■ Work to be completed
Present the data once more in exactly its original form.

Raw records

:::

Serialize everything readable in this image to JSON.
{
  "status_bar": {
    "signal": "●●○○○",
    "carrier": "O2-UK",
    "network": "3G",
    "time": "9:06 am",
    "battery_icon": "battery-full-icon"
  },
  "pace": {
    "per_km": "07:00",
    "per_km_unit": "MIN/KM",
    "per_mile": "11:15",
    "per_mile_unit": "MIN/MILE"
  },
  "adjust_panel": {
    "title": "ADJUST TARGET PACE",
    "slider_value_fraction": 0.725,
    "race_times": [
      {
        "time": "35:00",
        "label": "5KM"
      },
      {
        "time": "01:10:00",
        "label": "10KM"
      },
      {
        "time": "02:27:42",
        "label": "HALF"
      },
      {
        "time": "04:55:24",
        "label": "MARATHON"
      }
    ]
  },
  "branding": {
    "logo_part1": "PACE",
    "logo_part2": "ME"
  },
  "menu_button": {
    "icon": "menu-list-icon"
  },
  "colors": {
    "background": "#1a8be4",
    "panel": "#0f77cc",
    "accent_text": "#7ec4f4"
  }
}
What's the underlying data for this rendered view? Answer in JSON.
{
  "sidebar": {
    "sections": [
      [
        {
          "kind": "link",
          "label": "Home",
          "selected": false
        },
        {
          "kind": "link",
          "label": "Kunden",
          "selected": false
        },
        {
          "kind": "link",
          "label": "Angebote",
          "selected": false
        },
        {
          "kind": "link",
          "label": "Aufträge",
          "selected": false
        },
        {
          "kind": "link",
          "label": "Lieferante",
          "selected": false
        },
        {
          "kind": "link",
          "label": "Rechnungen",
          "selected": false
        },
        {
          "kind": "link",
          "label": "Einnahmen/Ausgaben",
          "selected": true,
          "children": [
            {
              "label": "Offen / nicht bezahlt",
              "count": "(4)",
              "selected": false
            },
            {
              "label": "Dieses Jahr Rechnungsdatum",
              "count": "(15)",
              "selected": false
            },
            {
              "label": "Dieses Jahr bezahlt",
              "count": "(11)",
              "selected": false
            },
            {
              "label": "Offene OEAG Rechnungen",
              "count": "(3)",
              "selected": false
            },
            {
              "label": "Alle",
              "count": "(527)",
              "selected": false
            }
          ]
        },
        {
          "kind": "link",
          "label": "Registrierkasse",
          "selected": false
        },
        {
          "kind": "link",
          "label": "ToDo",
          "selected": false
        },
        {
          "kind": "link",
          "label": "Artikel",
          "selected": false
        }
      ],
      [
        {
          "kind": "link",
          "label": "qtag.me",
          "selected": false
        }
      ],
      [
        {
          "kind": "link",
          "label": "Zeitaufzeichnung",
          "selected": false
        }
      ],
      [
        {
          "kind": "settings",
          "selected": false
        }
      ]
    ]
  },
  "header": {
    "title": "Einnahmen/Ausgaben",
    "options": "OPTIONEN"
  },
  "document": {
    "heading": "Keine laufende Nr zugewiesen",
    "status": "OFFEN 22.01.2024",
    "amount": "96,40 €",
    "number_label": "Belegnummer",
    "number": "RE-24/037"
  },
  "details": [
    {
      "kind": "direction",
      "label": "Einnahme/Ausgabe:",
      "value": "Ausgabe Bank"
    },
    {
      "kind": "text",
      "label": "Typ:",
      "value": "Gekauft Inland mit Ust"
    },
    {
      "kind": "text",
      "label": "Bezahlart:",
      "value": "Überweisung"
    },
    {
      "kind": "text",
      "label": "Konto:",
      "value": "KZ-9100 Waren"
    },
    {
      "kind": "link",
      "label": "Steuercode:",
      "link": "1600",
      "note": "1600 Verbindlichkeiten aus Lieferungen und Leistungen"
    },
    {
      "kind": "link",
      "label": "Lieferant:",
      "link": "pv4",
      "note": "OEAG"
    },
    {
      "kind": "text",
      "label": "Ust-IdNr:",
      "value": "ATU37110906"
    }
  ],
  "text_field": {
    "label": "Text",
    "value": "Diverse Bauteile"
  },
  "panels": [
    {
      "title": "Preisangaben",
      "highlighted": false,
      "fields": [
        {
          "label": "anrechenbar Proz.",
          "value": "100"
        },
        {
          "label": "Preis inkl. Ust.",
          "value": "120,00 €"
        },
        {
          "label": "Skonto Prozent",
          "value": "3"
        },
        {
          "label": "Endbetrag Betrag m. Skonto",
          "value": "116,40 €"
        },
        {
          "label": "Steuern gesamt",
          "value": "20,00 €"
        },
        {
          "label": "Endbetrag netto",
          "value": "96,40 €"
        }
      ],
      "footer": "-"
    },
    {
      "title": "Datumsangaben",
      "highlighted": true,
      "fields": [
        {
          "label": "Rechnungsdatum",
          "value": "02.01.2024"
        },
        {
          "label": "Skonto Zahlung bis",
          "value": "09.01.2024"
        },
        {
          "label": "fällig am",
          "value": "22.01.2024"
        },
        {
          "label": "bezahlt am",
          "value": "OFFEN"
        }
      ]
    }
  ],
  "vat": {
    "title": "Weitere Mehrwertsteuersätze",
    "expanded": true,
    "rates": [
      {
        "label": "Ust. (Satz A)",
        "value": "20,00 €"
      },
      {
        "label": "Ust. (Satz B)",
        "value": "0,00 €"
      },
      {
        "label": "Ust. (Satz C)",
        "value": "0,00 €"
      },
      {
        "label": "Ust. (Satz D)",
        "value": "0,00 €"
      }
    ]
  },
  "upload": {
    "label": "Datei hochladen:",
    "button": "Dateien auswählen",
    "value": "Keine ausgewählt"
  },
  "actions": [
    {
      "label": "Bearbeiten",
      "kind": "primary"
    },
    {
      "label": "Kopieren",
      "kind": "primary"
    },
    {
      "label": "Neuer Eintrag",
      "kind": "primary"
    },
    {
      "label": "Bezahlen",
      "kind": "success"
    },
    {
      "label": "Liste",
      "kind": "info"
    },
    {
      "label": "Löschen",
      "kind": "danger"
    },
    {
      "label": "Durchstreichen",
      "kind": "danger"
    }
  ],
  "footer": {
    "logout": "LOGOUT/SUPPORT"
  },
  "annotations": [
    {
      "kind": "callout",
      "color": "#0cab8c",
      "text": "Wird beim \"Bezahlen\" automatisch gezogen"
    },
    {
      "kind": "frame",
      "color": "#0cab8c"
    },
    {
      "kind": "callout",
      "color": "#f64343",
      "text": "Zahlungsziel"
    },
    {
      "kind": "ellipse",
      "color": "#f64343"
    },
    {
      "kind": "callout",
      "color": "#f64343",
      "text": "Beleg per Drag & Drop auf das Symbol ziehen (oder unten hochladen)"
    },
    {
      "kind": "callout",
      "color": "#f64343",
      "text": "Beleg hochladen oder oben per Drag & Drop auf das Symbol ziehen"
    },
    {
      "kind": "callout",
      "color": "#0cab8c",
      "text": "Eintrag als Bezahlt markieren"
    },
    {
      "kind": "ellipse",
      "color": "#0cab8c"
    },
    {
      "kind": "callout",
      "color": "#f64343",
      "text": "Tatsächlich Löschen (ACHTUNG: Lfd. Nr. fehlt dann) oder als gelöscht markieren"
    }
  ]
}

:::

■ Solution to the problem
Serialize everything readable in this image to JSON.
{
  "status_bar": {
    "signal": "●●○○○",
    "carrier": "O2-UK",
    "network": "3G",
    "time": "9:06 am",
    "battery_icon": "battery-full-icon"
  },
  "pace": {
    "per_km": "07:00",
    "per_km_unit": "MIN/KM",
    "per_mile": "11:15",
    "per_mile_unit": "MIN/MILE"
  },
  "adjust_panel": {
    "title": "ADJUST TARGET PACE",
    "slider_value_fraction": 0.725,
    "race_times": [
      {
        "time": "35:00",
        "label": "5KM"
      },
      {
        "time": "01:10:00",
        "label": "10KM"
      },
      {
        "time": "02:27:42",
        "label": "HALF"
      },
      {
        "time": "04:55:24",
        "label": "MARATHON"
      }
    ]
  },
  "branding": {
    "logo_part1": "PACE",
    "logo_part2": "ME"
  },
  "menu_button": {
    "icon": "menu-list-icon"
  },
  "colors": {
    "background": "#1a8be4",
    "panel": "#0f77cc",
    "accent_text": "#7ec4f4"
  }
}
What's the underlying data for this rendered view? Answer in JSON.
{
  "sidebar": {
    "sections": [
      [
        {
          "kind": "link",
          "label": "Home",
          "selected": false
        },
        {
          "kind": "link",
          "label": "Kunden",
          "selected": false
        },
        {
          "kind": "link",
          "label": "Angebote",
          "selected": false
        },
        {
          "kind": "link",
          "label": "Aufträge",
          "selected": false
        },
        {
          "kind": "link",
          "label": "Lieferante",
          "selected": false
        },
        {
          "kind": "link",
          "label": "Rechnungen",
          "selected": false
        },
        {
          "kind": "link",
          "label": "Einnahmen/Ausgaben",
          "selected": true,
          "children": [
            {
              "label": "Offen / nicht bezahlt",
              "count": "(4)",
              "selected": false
            },
            {
              "label": "Dieses Jahr Rechnungsdatum",
              "count": "(15)",
              "selected": false
            },
            {
              "label": "Dieses Jahr bezahlt",
              "count": "(11)",
              "selected": false
            },
            {
              "label": "Offene OEAG Rechnungen",
              "count": "(3)",
              "selected": false
            },
            {
              "label": "Alle",
              "count": "(527)",
              "selected": false
            }
          ]
        },
        {
          "kind": "link",
          "label": "Registrierkasse",
          "selected": false
        },
        {
          "kind": "link",
          "label": "ToDo",
          "selected": false
        },
        {
          "kind": "link",
          "label": "Artikel",
          "selected": false
        }
      ],
      [
        {
          "kind": "link",
          "label": "qtag.me",
          "selected": false
        }
      ],
      [
        {
          "kind": "link",
          "label": "Zeitaufzeichnung",
          "selected": false
        }
      ],
      [
        {
          "kind": "settings",
          "selected": false
        }
      ]
    ]
  },
  "header": {
    "title": "Einnahmen/Ausgaben",
    "options": "OPTIONEN"
  },
  "document": {
    "heading": "Keine laufende Nr zugewiesen",
    "status": "OFFEN 22.01.2024",
    "amount": "96,40 €",
    "number_label": "Belegnummer",
    "number": "RE-24/037"
  },
  "details": [
    {
      "kind": "direction",
      "label": "Einnahme/Ausgabe:",
      "value": "Ausgabe Bank"
    },
    {
      "kind": "text",
      "label": "Typ:",
      "value": "Gekauft Inland mit Ust"
    },
    {
      "kind": "text",
      "label": "Bezahlart:",
      "value": "Überweisung"
    },
    {
      "kind": "text",
      "label": "Konto:",
      "value": "KZ-9100 Waren"
    },
    {
      "kind": "link",
      "label": "Steuercode:",
      "link": "1600",
      "note": "1600 Verbindlichkeiten aus Lieferungen und Leistungen"
    },
    {
      "kind": "link",
      "label": "Lieferant:",
      "link": "pv4",
      "note": "OEAG"
    },
    {
      "kind": "text",
      "label": "Ust-IdNr:",
      "value": "ATU37110906"
    }
  ],
  "text_field": {
    "label": "Text",
    "value": "Diverse Bauteile"
  },
  "panels": [
    {
      "title": "Preisangaben",
      "highlighted": false,
      "fields": [
        {
          "label": "anrechenbar Proz.",
          "value": "100"
        },
        {
          "label": "Preis inkl. Ust.",
          "value": "120,00 €"
        },
        {
          "label": "Skonto Prozent",
          "value": "3"
        },
        {
          "label": "Endbetrag Betrag m. Skonto",
          "value": "116,40 €"
        },
        {
          "label": "Steuern gesamt",
          "value": "20,00 €"
        },
        {
          "label": "Endbetrag netto",
          "value": "96,40 €"
        }
      ],
      "footer": "-"
    },
    {
      "title": "Datumsangaben",
      "highlighted": true,
      "fields": [
        {
          "label": "Rechnungsdatum",
          "value": "02.01.2024"
        },
        {
          "label": "Skonto Zahlung bis",
          "value": "09.01.2024"
        },
        {
          "label": "fällig am",
          "value": "22.01.2024"
        },
        {
          "label": "bezahlt am",
          "value": "OFFEN"
        }
      ]
    }
  ],
  "vat": {
    "title": "Weitere Mehrwertsteuersätze",
    "expanded": true,
    "rates": [
      {
        "label": "Ust. (Satz A)",
        "value": "20,00 €"
      },
      {
        "label": "Ust. (Satz B)",
        "value": "0,00 €"
      },
      {
        "label": "Ust. (Satz C)",
        "value": "0,00 €"
      },
      {
        "label": "Ust. (Satz D)",
        "value": "0,00 €"
      }
    ]
  },
  "upload": {
    "label": "Datei hochladen:",
    "button": "Dateien auswählen",
    "value": "Keine ausgewählt"
  },
  "actions": [
    {
      "label": "Bearbeiten",
      "kind": "primary"
    },
    {
      "label": "Kopieren",
      "kind": "primary"
    },
    {
      "label": "Neuer Eintrag",
      "kind": "primary"
    },
    {
      "label": "Bezahlen",
      "kind": "success"
    },
    {
      "label": "Liste",
      "kind": "info"
    },
    {
      "label": "Löschen",
      "kind": "danger"
    },
    {
      "label": "Durchstreichen",
      "kind": "danger"
    }
  ],
  "footer": {
    "logout": "LOGOUT/SUPPORT"
  },
  "annotations": [
    {
      "kind": "callout",
      "color": "#0cab8c",
      "text": "Wird beim \"Bezahlen\" automatisch gezogen"
    },
    {
      "kind": "frame",
      "color": "#0cab8c"
    },
    {
      "kind": "callout",
      "color": "#f64343",
      "text": "Zahlungsziel"
    },
    {
      "kind": "ellipse",
      "color": "#f64343"
    },
    {
      "kind": "callout",
      "color": "#f64343",
      "text": "Beleg per Drag & Drop auf das Symbol ziehen (oder unten hochladen)"
    },
    {
      "kind": "callout",
      "color": "#f64343",
      "text": "Beleg hochladen oder oben per Drag & Drop auf das Symbol ziehen"
    },
    {
      "kind": "callout",
      "color": "#0cab8c",
      "text": "Eintrag als Bezahlt markieren"
    },
    {
      "kind": "ellipse",
      "color": "#0cab8c"
    },
    {
      "kind": "callout",
      "color": "#f64343",
      "text": "Tatsächlich Löschen (ACHTUNG: Lfd. Nr. fehlt dann) oder als gelöscht markieren"
    }
  ]
}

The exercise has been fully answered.